[Dataset entries on figures]:
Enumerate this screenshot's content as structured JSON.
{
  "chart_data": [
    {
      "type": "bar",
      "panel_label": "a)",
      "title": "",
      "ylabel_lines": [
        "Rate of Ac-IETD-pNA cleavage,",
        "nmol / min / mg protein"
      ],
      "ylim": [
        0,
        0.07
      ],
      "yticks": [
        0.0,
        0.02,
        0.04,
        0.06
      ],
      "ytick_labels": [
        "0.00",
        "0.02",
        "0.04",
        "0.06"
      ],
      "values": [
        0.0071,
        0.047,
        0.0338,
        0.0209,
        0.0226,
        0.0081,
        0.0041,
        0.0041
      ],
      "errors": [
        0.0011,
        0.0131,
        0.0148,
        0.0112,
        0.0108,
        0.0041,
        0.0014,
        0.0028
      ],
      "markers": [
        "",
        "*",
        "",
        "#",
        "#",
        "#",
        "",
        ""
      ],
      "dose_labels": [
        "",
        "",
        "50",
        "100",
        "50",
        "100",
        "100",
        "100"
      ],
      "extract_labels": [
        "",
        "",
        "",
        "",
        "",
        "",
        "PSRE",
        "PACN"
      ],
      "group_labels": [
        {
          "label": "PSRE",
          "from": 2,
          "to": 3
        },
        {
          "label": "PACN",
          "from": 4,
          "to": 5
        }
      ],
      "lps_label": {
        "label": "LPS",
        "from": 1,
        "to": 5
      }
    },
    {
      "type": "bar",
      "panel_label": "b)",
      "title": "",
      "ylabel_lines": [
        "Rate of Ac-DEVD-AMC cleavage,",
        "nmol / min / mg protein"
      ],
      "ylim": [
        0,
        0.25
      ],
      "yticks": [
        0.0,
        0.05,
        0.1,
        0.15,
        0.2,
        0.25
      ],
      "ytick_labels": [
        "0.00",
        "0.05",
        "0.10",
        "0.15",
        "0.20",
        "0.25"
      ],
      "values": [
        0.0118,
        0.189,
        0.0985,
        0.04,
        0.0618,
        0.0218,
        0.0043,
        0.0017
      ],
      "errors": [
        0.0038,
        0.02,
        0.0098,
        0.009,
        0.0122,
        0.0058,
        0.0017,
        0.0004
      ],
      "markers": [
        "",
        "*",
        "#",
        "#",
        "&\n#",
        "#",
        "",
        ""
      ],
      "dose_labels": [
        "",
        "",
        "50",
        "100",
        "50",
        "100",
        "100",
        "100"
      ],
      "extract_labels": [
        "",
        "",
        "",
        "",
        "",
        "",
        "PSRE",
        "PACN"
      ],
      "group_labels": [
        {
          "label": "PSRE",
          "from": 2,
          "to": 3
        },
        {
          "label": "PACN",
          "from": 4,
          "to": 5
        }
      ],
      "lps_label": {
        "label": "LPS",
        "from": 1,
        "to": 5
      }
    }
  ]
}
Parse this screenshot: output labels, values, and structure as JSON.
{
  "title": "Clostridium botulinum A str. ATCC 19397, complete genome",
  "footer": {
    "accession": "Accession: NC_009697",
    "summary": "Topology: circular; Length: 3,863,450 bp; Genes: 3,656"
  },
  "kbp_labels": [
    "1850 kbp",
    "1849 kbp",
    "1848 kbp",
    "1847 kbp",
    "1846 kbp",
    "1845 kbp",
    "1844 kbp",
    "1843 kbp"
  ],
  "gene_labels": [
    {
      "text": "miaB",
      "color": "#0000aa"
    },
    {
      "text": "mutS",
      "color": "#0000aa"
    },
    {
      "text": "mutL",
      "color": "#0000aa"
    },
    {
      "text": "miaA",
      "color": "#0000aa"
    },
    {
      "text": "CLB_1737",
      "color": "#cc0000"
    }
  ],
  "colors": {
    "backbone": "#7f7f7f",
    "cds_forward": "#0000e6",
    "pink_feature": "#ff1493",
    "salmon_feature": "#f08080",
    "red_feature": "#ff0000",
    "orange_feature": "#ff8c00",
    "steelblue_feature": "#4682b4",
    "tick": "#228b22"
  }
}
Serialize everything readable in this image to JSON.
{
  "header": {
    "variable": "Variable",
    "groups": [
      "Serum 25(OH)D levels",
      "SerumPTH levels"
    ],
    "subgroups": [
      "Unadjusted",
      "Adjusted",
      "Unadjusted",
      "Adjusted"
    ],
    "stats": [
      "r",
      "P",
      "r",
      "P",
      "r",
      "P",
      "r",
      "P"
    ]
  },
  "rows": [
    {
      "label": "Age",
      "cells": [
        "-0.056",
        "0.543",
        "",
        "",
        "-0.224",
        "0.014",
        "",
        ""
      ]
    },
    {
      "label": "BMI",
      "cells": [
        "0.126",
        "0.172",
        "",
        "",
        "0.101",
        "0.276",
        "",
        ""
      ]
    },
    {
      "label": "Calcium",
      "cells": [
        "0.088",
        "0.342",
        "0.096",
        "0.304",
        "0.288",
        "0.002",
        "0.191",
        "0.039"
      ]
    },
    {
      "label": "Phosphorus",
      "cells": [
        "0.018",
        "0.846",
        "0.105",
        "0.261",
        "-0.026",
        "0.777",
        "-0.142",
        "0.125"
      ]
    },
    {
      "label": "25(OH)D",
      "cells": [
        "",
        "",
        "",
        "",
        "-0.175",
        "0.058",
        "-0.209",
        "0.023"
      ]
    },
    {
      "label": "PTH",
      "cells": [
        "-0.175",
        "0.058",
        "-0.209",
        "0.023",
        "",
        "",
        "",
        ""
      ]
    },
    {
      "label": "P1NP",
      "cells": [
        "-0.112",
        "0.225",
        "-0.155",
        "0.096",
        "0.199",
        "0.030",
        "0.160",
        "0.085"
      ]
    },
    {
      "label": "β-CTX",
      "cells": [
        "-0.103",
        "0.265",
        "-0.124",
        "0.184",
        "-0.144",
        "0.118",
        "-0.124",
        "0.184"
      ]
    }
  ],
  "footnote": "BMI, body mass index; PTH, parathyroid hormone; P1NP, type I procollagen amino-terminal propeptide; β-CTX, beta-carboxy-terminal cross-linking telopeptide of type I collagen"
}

[Task objective]: Word for word, write out all the lines shown above.

[Task output]:
Enumerate this screenshot's content as structured JSON.
{
  "chart_data": [
    {
      "type": "bar",
      "panel_label": "a)",
      "title": "",
      "ylabel_lines": [
        "Rate of Ac-IETD-pNA cleavage,",
        "nmol / min / mg protein"
      ],
      "ylim": [
        0,
        0.07
      ],
      "yticks": [
        0.0,
        0.02,
        0.04,
        0.06
      ],
      "ytick_labels": [
        "0.00",
        "0.02",
        "0.04",
        "0.06"
      ],
      "values": [
        0.0071,
        0.047,
        0.0338,
        0.0209,
        0.0226,
        0.0081,
        0.0041,
        0.0041
      ],
      "errors": [
        0.0011,
        0.0131,
        0.0148,
        0.0112,
        0.0108,
        0.0041,
        0.0014,
        0.0028
      ],
      "markers": [
        "",
        "*",
        "",
        "#",
        "#",
        "#",
        "",
        ""
      ],
      "dose_labels": [
        "",
        "",
        "50",
        "100",
        "50",
        "100",
        "100",
        "100"
      ],
      "extract_labels": [
        "",
        "",
        "",
        "",
        "",
        "",
        "PSRE",
        "PACN"
      ],
      "group_labels": [
        {
          "label": "PSRE",
          "from": 2,
          "to": 3
        },
        {
          "label": "PACN",
          "from": 4,
          "to": 5
        }
      ],
      "lps_label": {
        "label": "LPS",
        "from": 1,
        "to": 5
      }
    },
    {
      "type": "bar",
      "panel_label": "b)",
      "title": "",
      "ylabel_lines": [
        "Rate of Ac-DEVD-AMC cleavage,",
        "nmol / min / mg protein"
      ],
      "ylim": [
        0,
        0.25
      ],
      "yticks": [
        0.0,
        0.05,
        0.1,
        0.15,
        0.2,
        0.25
      ],
      "ytick_labels": [
        "0.00",
        "0.05",
        "0.10",
        "0.15",
        "0.20",
        "0.25"
      ],
      "values": [
        0.0118,
        0.189,
        0.0985,
        0.04,
        0.0618,
        0.0218,
        0.0043,
        0.0017
      ],
      "errors": [
        0.0038,
        0.02,
        0.0098,
        0.009,
        0.0122,
        0.0058,
        0.0017,
        0.0004
      ],
      "markers": [
        "",
        "*",
        "#",
        "#",
        "&\n#",
        "#",
        "",
        ""
      ],
      "dose_labels": [
        "",
        "",
        "50",
        "100",
        "50",
        "100",
        "100",
        "100"
      ],
      "extract_labels": [
        "",
        "",
        "",
        "",
        "",
        "",
        "PSRE",
        "PACN"
      ],
      "group_labels": [
        {
          "label": "PSRE",
          "from": 2,
          "to": 3
        },
        {
          "label": "PACN",
          "from": 4,
          "to": 5
        }
      ],
      "lps_label": {
        "label": "LPS",
        "from": 1,
        "to": 5
      }
    }
  ]
}
Parse this screenshot: output labels, values, and structure as JSON.
{
  "title": "Clostridium botulinum A str. ATCC 19397, complete genome",
  "footer": {
    "accession": "Accession: NC_009697",
    "summary": "Topology: circular; Length: 3,863,450 bp; Genes: 3,656"
  },
  "kbp_labels": [
    "1850 kbp",
    "1849 kbp",
    "1848 kbp",
    "1847 kbp",
    "1846 kbp",
    "1845 kbp",
    "1844 kbp",
    "1843 kbp"
  ],
  "gene_labels": [
    {
      "text": "miaB",
      "color": "#0000aa"
    },
    {
      "text": "mutS",
      "color": "#0000aa"
    },
    {
      "text": "mutL",
      "color": "#0000aa"
    },
    {
      "text": "miaA",
      "color": "#0000aa"
    },
    {
      "text": "CLB_1737",
      "color": "#cc0000"
    }
  ],
  "colors": {
    "backbone": "#7f7f7f",
    "cds_forward": "#0000e6",
    "pink_feature": "#ff1493",
    "salmon_feature": "#f08080",
    "red_feature": "#ff0000",
    "orange_feature": "#ff8c00",
    "steelblue_feature": "#4682b4",
    "tick": "#228b22"
  }
}
Serialize everything readable in this image to JSON.
{
  "header": {
    "variable": "Variable",
    "groups": [
      "Serum 25(OH)D levels",
      "SerumPTH levels"
    ],
    "subgroups": [
      "Unadjusted",
      "Adjusted",
      "Unadjusted",
      "Adjusted"
    ],
    "stats": [
      "r",
      "P",
      "r",
      "P",
      "r",
      "P",
      "r",
      "P"
    ]
  },
  "rows": [
    {
      "label": "Age",
      "cells": [
        "-0.056",
        "0.543",
        "",
        "",
        "-0.224",
        "0.014",
        "",
        ""
      ]
    },
    {
      "label": "BMI",
      "cells": [
        "0.126",
        "0.172",
        "",
        "",
        "0.101",
        "0.276",
        "",
        ""
      ]
    },
    {
      "label": "Calcium",
      "cells": [
        "0.088",
        "0.342",
        "0.096",
        "0.304",
        "0.288",
        "0.002",
        "0.191",
        "0.039"
      ]
    },
    {
      "label": "Phosphorus",
      "cells": [
        "0.018",
        "0.846",
        "0.105",
        "0.261",
        "-0.026",
        "0.777",
        "-0.142",
        "0.125"
      ]
    },
    {
      "label": "25(OH)D",
      "cells": [
        "",
        "",
        "",
        "",
        "-0.175",
        "0.058",
        "-0.209",
        "0.023"
      ]
    },
    {
      "label": "PTH",
      "cells": [
        "-0.175",
        "0.058",
        "-0.209",
        "0.023",
        "",
        "",
        "",
        ""
      ]
    },
    {
      "label": "P1NP",
      "cells": [
        "-0.112",
        "0.225",
        "-0.155",
        "0.096",
        "0.199",
        "0.030",
        "0.160",
        "0.085"
      ]
    },
    {
      "label": "β-CTX",
      "cells": [
        "-0.103",
        "0.265",
        "-0.124",
        "0.184",
        "-0.144",
        "0.118",
        "-0.124",
        "0.184"
      ]
    }
  ],
  "footnote": "BMI, body mass index; PTH, parathyroid hormone; P1NP, type I procollagen amino-terminal propeptide; β-CTX, beta-carboxy-terminal cross-linking telopeptide of type I collagen"
}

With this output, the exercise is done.